**文書の一節:**
+ + + + + + +
状態判定部292も報知処理部293も、モデルからの同じ出力に対して閾値を適用して判定を行う。一方、状態判定部292がモデル更新の要否の判定に用いる判定閾値と、報知処理部293が判定に用いる報知閾値とは、異なる値に設定することができる。例えば、判定閾値には0.5など一定の値を設定し、報知閾値の値については、貨幣処理機100を運用する顧客の要望に応じて値を可変に設定することができる。具体的には、こまめなメンテナンスを希望する顧客の場合、報知閾値の値を0.4など小さめの値に設定することで、状態判定装置200が、比較的軽微な異常の段階でメンテナンスを促す報知を行うようになる。一方、メンテナンスの回数が少ないことを希望する顧客の場合、報知閾値の値を0.6など大きめの値に設定することで、状態判定装置200によるメンテナンスの報知の頻度を下げ、異常の傾向が強まった場合にメンテナンスを実施することができる。
次に、図6~図8を参照して、状態判定装置200の動作について説明する。
図6は、機械学習処理部291が行う前処理の手順の例を示すフローチャートである。この前処理で、機械学習処理部291は、センサデータから学習用データを生成する。
図6の処理で、機械学習処理部291は、センサデータ値から学習用データの項目の値を算出する(ステップS101)。例えば、機械学習処理部291は、あるセンサにおけるセンサ値の立ち上がりの時刻と立ち下がりの時刻との差を、そのセンサにおける貨幣の滞留時間として算出する。上述したように、センサ値の立ち上がり時刻は、貨幣がセンサに差し掛かってセンサ値がオフ(非検出)の値からオン(検出)の値に切り替わった時刻である。センサ値の立ち下がり時刻は貨幣がセンサを通り抜けてセンサ値がオン(検出)の値からオフ(非検出)の値に切り替わった時刻である。センサにおける貨幣の滞留時間は、貨幣がセンサに差し掛かってからそのセンサを通り抜けるまでの時間である。
但し、貨幣処理機100がステップS101の処理を行うようにしてもよい。この場合、貨幣処理機100から状態判定装置200へ学習用データの項目の値を送信し、状態判定装置200側ではステップS101の処理を行わない。
次に、機械学習処理部291は、学習用データの各項目の値を0~1の範囲の値にする正規化を行う(ステップS102)。学習用データの項目毎のレンジ(とり得る値の範囲)の大きさの違いが、学習に対する影響の度合いの違いとなることを避けるためである。
例えば、機械学習処理部291は、学習用データの項目の値から、その最小値として定められている所定値を減算する。さらに機械学習処理部291は、得られた減算結果を、その学習用データの項目の最大値として定められている所定値から最小値として定められている所定値を減算した値で除算する。
次に、機械学習処理部291は、学習用データのうち同じ値の組合せを取り除くバッティング処理を行う(ステップS103)。
ここで、学習用データの中に同じ値の組合せが含まれる場合、その値の組合せが正常として扱われるか異常として扱われるかは、貨幣処理機100の運用によって異なり得る。同じ値の組合せが正常、異常の両方に割り振られていると、適切な学習を行えない可能性がある。そこで、機械学習処理部291は、同じ値の組合せが正常、異常の両方に割り振られることを避けるためにバッティング処理を行う。
+ + + + + + +
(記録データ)
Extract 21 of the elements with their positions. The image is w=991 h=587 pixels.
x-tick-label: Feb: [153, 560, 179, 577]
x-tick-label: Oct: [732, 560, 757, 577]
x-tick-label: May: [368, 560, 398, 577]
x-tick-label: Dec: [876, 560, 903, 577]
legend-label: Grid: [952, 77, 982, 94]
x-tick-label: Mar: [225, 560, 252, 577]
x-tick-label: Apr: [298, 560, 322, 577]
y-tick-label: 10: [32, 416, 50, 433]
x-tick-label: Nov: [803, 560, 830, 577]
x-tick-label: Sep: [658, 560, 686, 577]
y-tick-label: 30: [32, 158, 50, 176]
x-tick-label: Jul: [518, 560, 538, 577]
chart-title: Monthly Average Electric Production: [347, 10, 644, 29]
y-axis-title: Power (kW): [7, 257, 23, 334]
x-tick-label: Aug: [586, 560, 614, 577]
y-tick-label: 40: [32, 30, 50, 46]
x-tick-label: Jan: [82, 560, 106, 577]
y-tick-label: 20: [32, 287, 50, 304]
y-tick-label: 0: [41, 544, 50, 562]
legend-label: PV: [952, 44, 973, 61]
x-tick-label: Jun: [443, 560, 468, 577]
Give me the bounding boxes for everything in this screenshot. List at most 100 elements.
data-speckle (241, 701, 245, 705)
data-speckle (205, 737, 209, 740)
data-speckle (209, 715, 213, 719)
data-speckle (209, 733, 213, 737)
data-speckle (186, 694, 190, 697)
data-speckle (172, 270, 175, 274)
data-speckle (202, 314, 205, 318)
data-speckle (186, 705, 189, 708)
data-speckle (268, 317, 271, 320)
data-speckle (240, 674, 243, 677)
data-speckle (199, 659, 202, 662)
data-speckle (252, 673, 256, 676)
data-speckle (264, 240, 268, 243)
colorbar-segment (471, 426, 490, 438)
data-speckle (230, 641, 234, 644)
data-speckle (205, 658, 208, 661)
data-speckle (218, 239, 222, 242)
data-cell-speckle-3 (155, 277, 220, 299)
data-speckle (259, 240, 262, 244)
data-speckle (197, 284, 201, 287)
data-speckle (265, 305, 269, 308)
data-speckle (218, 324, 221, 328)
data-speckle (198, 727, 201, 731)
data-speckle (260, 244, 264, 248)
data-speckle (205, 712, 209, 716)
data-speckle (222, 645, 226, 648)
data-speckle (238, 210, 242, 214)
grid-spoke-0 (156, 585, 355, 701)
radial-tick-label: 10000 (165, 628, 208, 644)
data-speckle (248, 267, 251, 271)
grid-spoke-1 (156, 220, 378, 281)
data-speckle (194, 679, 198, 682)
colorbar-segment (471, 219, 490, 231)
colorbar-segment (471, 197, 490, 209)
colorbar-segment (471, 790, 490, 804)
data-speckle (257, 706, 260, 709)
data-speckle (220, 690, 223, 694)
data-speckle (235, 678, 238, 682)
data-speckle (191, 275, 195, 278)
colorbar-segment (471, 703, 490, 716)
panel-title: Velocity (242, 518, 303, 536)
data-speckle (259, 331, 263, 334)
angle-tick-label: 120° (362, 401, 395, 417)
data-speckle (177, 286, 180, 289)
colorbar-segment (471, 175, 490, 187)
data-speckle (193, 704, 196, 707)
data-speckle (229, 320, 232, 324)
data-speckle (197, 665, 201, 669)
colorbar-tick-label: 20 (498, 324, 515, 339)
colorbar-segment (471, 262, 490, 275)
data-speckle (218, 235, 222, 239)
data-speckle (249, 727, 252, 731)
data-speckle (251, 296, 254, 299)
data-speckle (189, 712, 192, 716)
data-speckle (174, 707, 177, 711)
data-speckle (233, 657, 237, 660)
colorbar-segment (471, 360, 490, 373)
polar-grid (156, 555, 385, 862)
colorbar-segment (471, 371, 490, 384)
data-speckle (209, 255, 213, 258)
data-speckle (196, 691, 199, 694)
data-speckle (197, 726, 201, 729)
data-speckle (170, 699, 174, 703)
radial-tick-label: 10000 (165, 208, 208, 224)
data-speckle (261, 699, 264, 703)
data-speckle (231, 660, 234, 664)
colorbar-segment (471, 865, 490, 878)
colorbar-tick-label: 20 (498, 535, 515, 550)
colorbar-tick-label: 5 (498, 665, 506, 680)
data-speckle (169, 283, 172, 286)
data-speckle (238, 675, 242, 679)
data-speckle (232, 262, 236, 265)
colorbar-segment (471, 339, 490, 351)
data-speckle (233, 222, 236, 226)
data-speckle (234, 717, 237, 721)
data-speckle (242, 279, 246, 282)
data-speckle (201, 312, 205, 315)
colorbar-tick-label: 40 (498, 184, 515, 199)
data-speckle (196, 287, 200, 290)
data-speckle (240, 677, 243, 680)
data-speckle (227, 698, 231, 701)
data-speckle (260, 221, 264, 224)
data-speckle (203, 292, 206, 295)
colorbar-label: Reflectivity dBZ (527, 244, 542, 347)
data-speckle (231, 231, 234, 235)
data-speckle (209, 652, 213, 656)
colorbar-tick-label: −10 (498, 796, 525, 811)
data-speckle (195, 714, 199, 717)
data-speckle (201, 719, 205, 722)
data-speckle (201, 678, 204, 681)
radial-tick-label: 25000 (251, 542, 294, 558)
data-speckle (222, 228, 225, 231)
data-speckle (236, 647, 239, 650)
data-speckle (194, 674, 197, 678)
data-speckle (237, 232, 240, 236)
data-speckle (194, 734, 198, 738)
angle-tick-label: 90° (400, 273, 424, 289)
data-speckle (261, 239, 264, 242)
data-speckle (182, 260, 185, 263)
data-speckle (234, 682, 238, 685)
+ + + + + + +
**作業内容:**
a: 状態判定装置の閾値と前処理を説明した一節の内容を、2文で要約せよ。
b: この一節に符号の番号付きで登場する装置と処理部を、番号とともにすべて挙げよ。
c: この一節のうち、「但し、貨幣処理機100がステ」を含む語句で始まり「めにバッティング処理を行う。」で終わる部分を、そのまま書き写せ。

**解答一覧:**
a: 状態判定部292と報知処理部293はモデルからの同じ出力に閾値を適用して判定するが、判定閾値と報知閾値は異なる値に設定でき、報知閾値は貨幣処理機100を運用する顧客の要望に応じて可変に設定できる。機械学習処理部291は前処理として、センサデータ値から学習用データの項目の値を算出し(ステップS101)、各項目の値を0~1の範囲に正規化し(ステップS102)、同じ値の組合せを取り除くバッティング処理を行う(ステップS103)。

b:
- 状態判定部292
- 報知処理部293
- 貨幣処理機100
- 状態判定装置200
- 機械学習処理部291

c:
但し、貨幣処理機100がステップS101の処理を行うようにしてもよい。この場合、貨幣処理機100から状態判定装置200へ学習用データの項目の値を送信し、状態判定装置200側ではステップS101の処理を行わない。
次に、機械学習処理部291は、学習用データの各項目の値を0~1の範囲の値にする正規化を行う(ステップS102)。学習用データの項目毎のレンジ(とり得る値の範囲)の大きさの違いが、学習に対する影響の度合いの違いとなることを避けるためである。
例えば、機械学習処理部291は、学習用データの項目の値から、その最小値として定められている所定値を減算する。さらに機械学習処理部291は、得られた減算結果を、その学習用データの項目の最大値として定められている所定値から最小値として定められている所定値を減算した値で除算する。
次に、機械学習処理部291は、学習用データのうち同じ値の組合せを取り除くバッティング処理を行う(ステップS103)。
ここで、学習用データの中に同じ値の組合せが含まれる場合、その値の組合せが正常として扱われるか異常として扱われるかは、貨幣処理機100の運用によって異なり得る。同じ値の組合せが正常、異常の両方に割り振られていると、適切な学習を行えない可能性がある。そこで、機械学習処理部291は、同じ値の組合せが正常、異常の両方に割り振られることを避けるためにバッティング処理を行う。